• The task:
Find the lines of data that contain the string "value", then list them.

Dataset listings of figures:
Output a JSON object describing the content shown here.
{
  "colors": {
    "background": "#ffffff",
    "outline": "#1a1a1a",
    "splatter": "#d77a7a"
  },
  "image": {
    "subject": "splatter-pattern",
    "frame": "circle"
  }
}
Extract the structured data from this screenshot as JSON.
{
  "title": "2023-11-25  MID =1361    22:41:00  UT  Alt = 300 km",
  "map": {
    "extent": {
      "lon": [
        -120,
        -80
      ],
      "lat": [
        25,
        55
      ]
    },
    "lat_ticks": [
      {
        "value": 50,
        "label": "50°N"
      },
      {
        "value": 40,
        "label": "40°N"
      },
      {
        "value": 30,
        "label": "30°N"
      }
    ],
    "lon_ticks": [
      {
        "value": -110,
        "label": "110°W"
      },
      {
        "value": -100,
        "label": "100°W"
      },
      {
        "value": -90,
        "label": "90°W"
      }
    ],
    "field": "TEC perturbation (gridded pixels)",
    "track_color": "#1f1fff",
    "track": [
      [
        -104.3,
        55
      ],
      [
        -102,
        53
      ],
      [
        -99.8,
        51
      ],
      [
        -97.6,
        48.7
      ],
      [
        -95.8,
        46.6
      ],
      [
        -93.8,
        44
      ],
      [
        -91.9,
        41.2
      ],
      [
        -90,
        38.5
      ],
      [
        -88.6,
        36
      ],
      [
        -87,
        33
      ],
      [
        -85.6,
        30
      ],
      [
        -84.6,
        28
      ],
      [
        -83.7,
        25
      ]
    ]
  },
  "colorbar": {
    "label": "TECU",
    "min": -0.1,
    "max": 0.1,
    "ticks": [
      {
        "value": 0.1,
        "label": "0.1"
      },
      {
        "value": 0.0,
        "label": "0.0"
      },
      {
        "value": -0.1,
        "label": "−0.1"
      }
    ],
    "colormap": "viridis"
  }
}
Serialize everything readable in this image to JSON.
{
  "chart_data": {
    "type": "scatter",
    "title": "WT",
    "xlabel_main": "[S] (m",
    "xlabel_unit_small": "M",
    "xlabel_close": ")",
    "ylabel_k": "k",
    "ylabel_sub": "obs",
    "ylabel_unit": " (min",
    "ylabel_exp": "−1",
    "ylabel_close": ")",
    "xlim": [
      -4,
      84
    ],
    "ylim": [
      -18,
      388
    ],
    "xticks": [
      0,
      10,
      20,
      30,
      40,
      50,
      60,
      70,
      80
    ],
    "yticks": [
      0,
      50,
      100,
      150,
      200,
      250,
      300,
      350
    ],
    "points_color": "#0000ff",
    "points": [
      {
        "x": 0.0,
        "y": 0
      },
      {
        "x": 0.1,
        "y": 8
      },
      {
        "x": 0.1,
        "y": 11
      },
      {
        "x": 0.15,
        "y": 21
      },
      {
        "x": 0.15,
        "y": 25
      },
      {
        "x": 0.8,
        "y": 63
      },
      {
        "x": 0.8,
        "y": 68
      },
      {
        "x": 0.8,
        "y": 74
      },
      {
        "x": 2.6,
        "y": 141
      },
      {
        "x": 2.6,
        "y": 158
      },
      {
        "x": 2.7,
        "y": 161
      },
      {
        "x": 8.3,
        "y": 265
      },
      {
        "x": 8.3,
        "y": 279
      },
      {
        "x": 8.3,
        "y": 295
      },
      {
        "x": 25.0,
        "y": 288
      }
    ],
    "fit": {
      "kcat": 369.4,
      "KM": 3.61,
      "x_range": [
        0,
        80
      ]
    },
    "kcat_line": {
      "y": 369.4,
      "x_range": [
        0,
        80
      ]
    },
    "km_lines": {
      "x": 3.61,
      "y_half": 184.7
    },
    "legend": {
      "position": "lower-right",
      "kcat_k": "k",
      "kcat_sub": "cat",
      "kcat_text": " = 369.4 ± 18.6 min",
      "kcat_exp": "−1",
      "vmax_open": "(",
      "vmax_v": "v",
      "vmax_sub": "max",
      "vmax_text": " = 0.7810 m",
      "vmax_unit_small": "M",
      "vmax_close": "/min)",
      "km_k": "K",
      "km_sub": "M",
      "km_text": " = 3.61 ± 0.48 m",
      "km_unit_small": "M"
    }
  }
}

• Written response:
        "value": 50,
        "value": 40,
        "value": 30,
        "value": -110,
        "value": -100,
        "value": -90,
        "value": 0.1,
        "value": 0.0,
        "value": -0.1,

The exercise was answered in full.